* 引用文:
+ + + + + + +
世界2位ピアニストで経営者、反田恭平氏が「音楽界の寵児」となった舞台裏「音楽界の寵児」の軌跡とは?(2021年10月、第18回ショパン国際ピアノコンクール本選で演奏する反田恭平氏) Photo:EPA=JIJI

おすすめポイント

 2021年10月に開催された世界最高峰のピアノコンクールである「ショパン国際ピアノコンクール」で、日本人が2位を獲得した。本書『終止符のない人生』の著者で、今世界が最も注目するピアニストの一人である反田恭平氏だ。日本人としては内田光子氏以来51年ぶりの快挙であった。初の自伝である本書には、彼の生い立ちから現在までの歩み、そして未来の展望まで余すところなく叙述されている。

『終止符のない人生』書影『終止符のない人生』 反田恭平著 幻冬舎刊 1760円(税込)

 反田氏が脚光を浴びている理由は、その卓越した才能はもちろんだが、革新的な思考や活動にもある。音楽家であると同時に起業家・経営者の顔をもつ彼は、まさにクラシック音楽界の「二刀流」。オーケストラの株式会社化、自身のレーベルの設立、オンラインサロンの開設、SNSを駆使したマーケティングなど、“業界の常識”を覆す型破りな動きは「革命的」とすら評されている。プレイヤーの枠に留まらず、クラシック音楽界全体を見渡す視座は非常に高い。彼の多角的な思考は、起業を目指す人やビジネスパーソンにも大いに刺激を与えてくれることだろう。
+ + + + + + +
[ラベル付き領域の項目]

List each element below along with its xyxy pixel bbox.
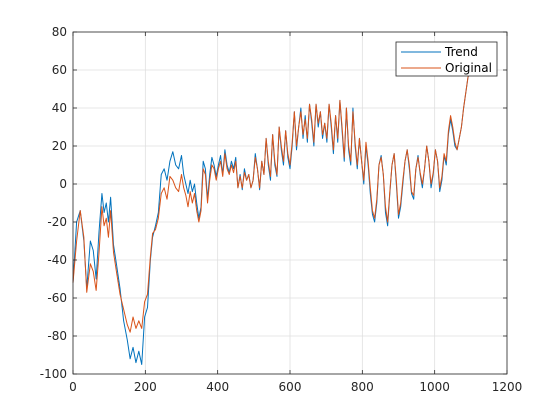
legend-label-trend: Trend — [444, 45, 478, 59]
y-tick-label: -100 — [40, 367, 67, 381]
x-tick-label: 0 — [69, 380, 77, 394]
legend-label-original: Original — [445, 61, 492, 75]
series-layer — [72, 62, 473, 365]
x-tick-label: 200 — [134, 380, 157, 394]
series-line-original — [72, 62, 473, 333]
y-tick-label: -60 — [47, 291, 67, 305]
x-tick-label: 1200 — [492, 380, 523, 394]
legend: Trend Original — [395, 41, 498, 77]
x-tick-label: 400 — [206, 380, 229, 394]
x-tick-label: 600 — [279, 380, 302, 394]
y-tick-label: 80 — [52, 25, 67, 39]
y-tick-label: -40 — [47, 253, 67, 267]
axis-ticks: 0 200 400 600 800 1000 1200 -100 -80 -60 -40 -20 0 20… — [40, 25, 523, 394]
y-tick-label: -20 — [47, 215, 67, 229]
y-tick-label: 20 — [52, 139, 67, 153]
x-tick-label: 1000 — [419, 380, 450, 394]
y-tick-label: 0 — [59, 177, 67, 191]
y-tick-label: -80 — [47, 329, 67, 343]
legend-box — [395, 41, 498, 77]
y-tick-label: 40 — [52, 101, 67, 115]
y-tick-label: 60 — [52, 63, 67, 77]
x-tick-label: 800 — [351, 380, 374, 394]
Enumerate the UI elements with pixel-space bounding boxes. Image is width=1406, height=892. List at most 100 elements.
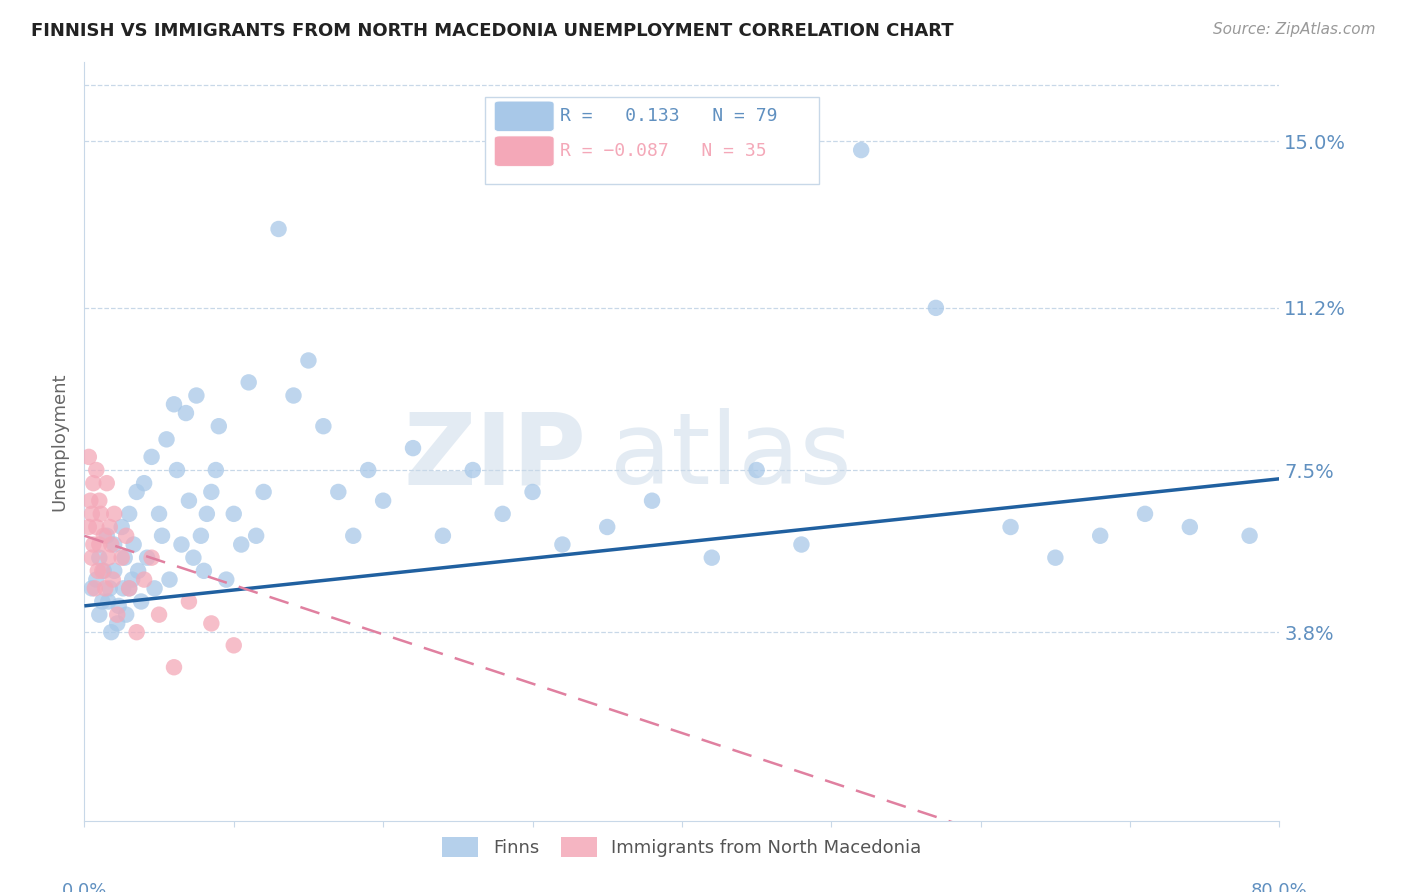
Point xyxy=(115,607,138,622)
Point xyxy=(80,550,103,565)
Point xyxy=(100,625,122,640)
Point xyxy=(111,550,134,565)
Point xyxy=(98,582,121,596)
Point xyxy=(86,520,108,534)
Point xyxy=(200,616,222,631)
Point xyxy=(118,582,141,596)
Point xyxy=(1133,507,1156,521)
Point xyxy=(1239,529,1261,543)
Point xyxy=(97,594,120,608)
Point xyxy=(103,507,125,521)
Point xyxy=(190,529,212,543)
Point xyxy=(193,564,215,578)
Point xyxy=(89,493,111,508)
Text: Source: ZipAtlas.com: Source: ZipAtlas.com xyxy=(1212,22,1375,37)
Point xyxy=(186,388,208,402)
Point xyxy=(267,222,290,236)
Point xyxy=(745,463,768,477)
Point xyxy=(96,476,118,491)
Point xyxy=(222,507,245,521)
Point xyxy=(1045,550,1067,565)
Text: atlas: atlas xyxy=(610,409,852,505)
Point xyxy=(166,463,188,477)
Point xyxy=(790,537,813,551)
Y-axis label: Unemployment: Unemployment xyxy=(51,372,69,511)
Point xyxy=(89,607,111,622)
Point xyxy=(283,388,305,402)
Point xyxy=(851,143,873,157)
Point xyxy=(115,529,138,543)
Point xyxy=(83,582,105,596)
Point xyxy=(82,476,104,491)
Point xyxy=(141,450,163,464)
Point xyxy=(91,564,114,578)
Point xyxy=(373,493,395,508)
Point xyxy=(183,550,205,565)
Point xyxy=(107,599,129,613)
Point xyxy=(114,550,136,565)
Point xyxy=(150,529,173,543)
Text: 0.0%: 0.0% xyxy=(62,882,107,892)
Point xyxy=(77,520,100,534)
Point xyxy=(312,419,335,434)
Point xyxy=(141,550,163,565)
Point xyxy=(91,594,114,608)
Text: 80.0%: 80.0% xyxy=(1251,882,1308,892)
Point xyxy=(103,537,125,551)
Point xyxy=(231,537,253,551)
Point xyxy=(97,550,120,565)
Point xyxy=(79,493,101,508)
Point xyxy=(125,625,148,640)
Point xyxy=(238,376,260,390)
Point xyxy=(80,582,103,596)
FancyBboxPatch shape xyxy=(495,136,554,166)
Point xyxy=(551,537,574,551)
Point xyxy=(136,550,159,565)
Point xyxy=(121,573,143,587)
Point xyxy=(159,573,181,587)
Point xyxy=(700,550,723,565)
Point xyxy=(522,485,544,500)
Point xyxy=(208,419,231,434)
Point xyxy=(357,463,380,477)
Point xyxy=(132,476,156,491)
Point xyxy=(125,485,148,500)
Point xyxy=(105,607,128,622)
Point xyxy=(93,564,115,578)
Point xyxy=(328,485,350,500)
Point xyxy=(90,507,112,521)
Point xyxy=(297,353,319,368)
Point xyxy=(129,594,152,608)
Legend: Finns, Immigrants from North Macedonia: Finns, Immigrants from North Macedonia xyxy=(434,830,929,864)
Point xyxy=(195,507,218,521)
Point xyxy=(77,450,100,464)
Point xyxy=(103,564,125,578)
Point xyxy=(177,594,200,608)
Point xyxy=(641,493,664,508)
Point xyxy=(98,520,121,534)
Text: R =   0.133   N = 79: R = 0.133 N = 79 xyxy=(560,107,778,125)
Point xyxy=(596,520,619,534)
Point xyxy=(155,433,177,447)
Point xyxy=(174,406,197,420)
Point xyxy=(143,582,166,596)
Point xyxy=(342,529,364,543)
Point xyxy=(86,573,108,587)
FancyBboxPatch shape xyxy=(485,96,820,184)
Text: R = −0.087   N = 35: R = −0.087 N = 35 xyxy=(560,142,766,161)
FancyBboxPatch shape xyxy=(495,101,554,131)
Point xyxy=(432,529,454,543)
Point xyxy=(112,582,135,596)
Point xyxy=(118,582,141,596)
Point xyxy=(215,573,238,587)
Point xyxy=(111,520,134,534)
Point xyxy=(148,507,170,521)
Point xyxy=(87,564,110,578)
Point xyxy=(925,301,948,315)
Point xyxy=(170,537,193,551)
Point xyxy=(222,638,245,652)
Point xyxy=(80,507,103,521)
Point xyxy=(177,493,200,508)
Text: ZIP: ZIP xyxy=(404,409,586,505)
Point xyxy=(101,573,124,587)
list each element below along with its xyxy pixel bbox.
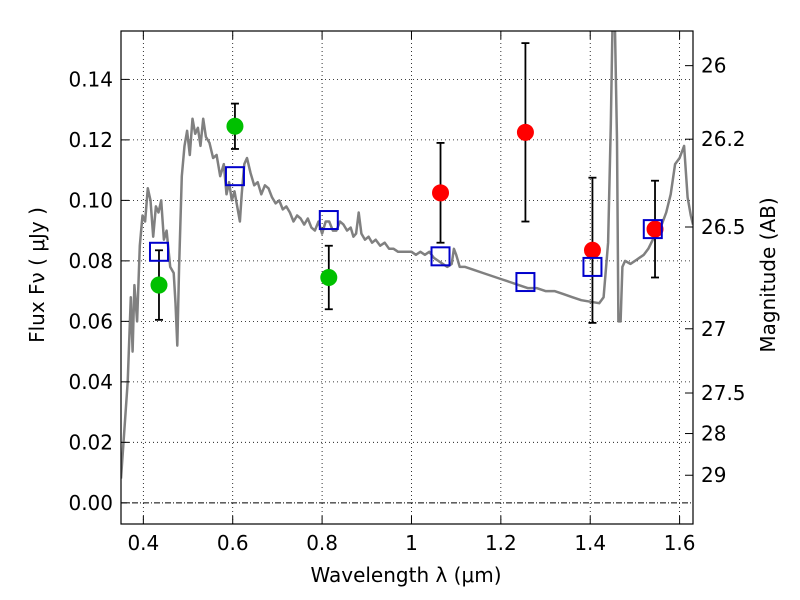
- y-tick-label: 0.00: [68, 491, 113, 515]
- y2-tick-label: 26.5: [701, 215, 746, 239]
- x-axis-label: Wavelength λ (μm): [310, 563, 501, 587]
- x-tick-label: 0.4: [127, 531, 159, 555]
- model-spectrum-line: [121, 31, 693, 479]
- x-tick-label: 1.6: [664, 531, 696, 555]
- x-tick-label: 0.6: [217, 531, 249, 555]
- model-photometry-square: [642, 219, 663, 240]
- red-data-point: [646, 220, 664, 238]
- axis-ticks: 0.4 0.6 0.8 1 1.2 1.4 1.6 0.00 0.02 0.04 0.06 0.08 0…: [68, 31, 746, 555]
- model-spectrum-layer: [121, 31, 693, 479]
- x-tick-label: 1: [405, 531, 418, 555]
- model-photometry-square: [515, 272, 536, 293]
- model-photometry-square: [224, 166, 245, 187]
- model-photometry-square: [430, 246, 451, 267]
- y-tick-label: 0.06: [68, 309, 113, 333]
- red-data-point: [516, 123, 534, 141]
- y2-tick-label: 26: [701, 54, 726, 78]
- y2-tick-label: 27: [701, 317, 726, 341]
- y2-tick-label: 29: [701, 463, 726, 487]
- y-tick-label: 0.04: [68, 370, 113, 394]
- data-marks-layer: [148, 42, 664, 324]
- green-data-point: [150, 276, 168, 294]
- model-photometry-square: [582, 256, 603, 277]
- y2-tick-label: 26.2: [701, 127, 746, 151]
- y-tick-label: 0.12: [68, 128, 113, 152]
- y-tick-label: 0.02: [68, 430, 113, 454]
- red-data-point: [432, 184, 450, 202]
- x-tick-label: 1.4: [574, 531, 606, 555]
- grid-lines: [121, 31, 693, 524]
- x-tick-label: 1.2: [485, 531, 517, 555]
- x-tick-label: 0.8: [306, 531, 338, 555]
- model-photometry-square: [148, 241, 169, 262]
- y-tick-label: 0.14: [68, 67, 113, 91]
- y-tick-label: 0.10: [68, 188, 113, 212]
- model-photometry-square: [318, 210, 339, 231]
- y-axis-label: Flux Fν ( μJy ): [25, 207, 49, 343]
- y2-tick-label: 28: [701, 422, 726, 446]
- green-data-point: [320, 269, 338, 286]
- y2-tick-label: 27.5: [701, 381, 746, 405]
- y2-axis-label: Magnitude (AB): [756, 197, 780, 352]
- red-data-point: [583, 241, 601, 259]
- green-data-point: [226, 117, 244, 135]
- y-tick-label: 0.08: [68, 249, 113, 273]
- plot-frame: [120, 30, 694, 525]
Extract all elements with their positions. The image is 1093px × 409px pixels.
+ + + + + + +
次の(a)〜(c)の記述が引用文の内容と合っているかを、それぞれ「はい」か「いいえ」で答えてください。判断の根拠となる引用文の語句も、そのまま抜き出して添えること。
(a) 反田氏のショパン国際ピアノコンクール2位は、日本人として内田光子氏以来51年ぶりだった。
(b) 『終止符のない人生』は反田氏にとって2冊目の自伝である。
(c) 反田氏は自身のレーベルを設立している。

* 課題の解答:
(a) はい。「日本人としては内田光子氏以来51年ぶりの快挙であった」
(b) いいえ。「初の自伝である本書」
(c) はい。「自身のレーベルの設立」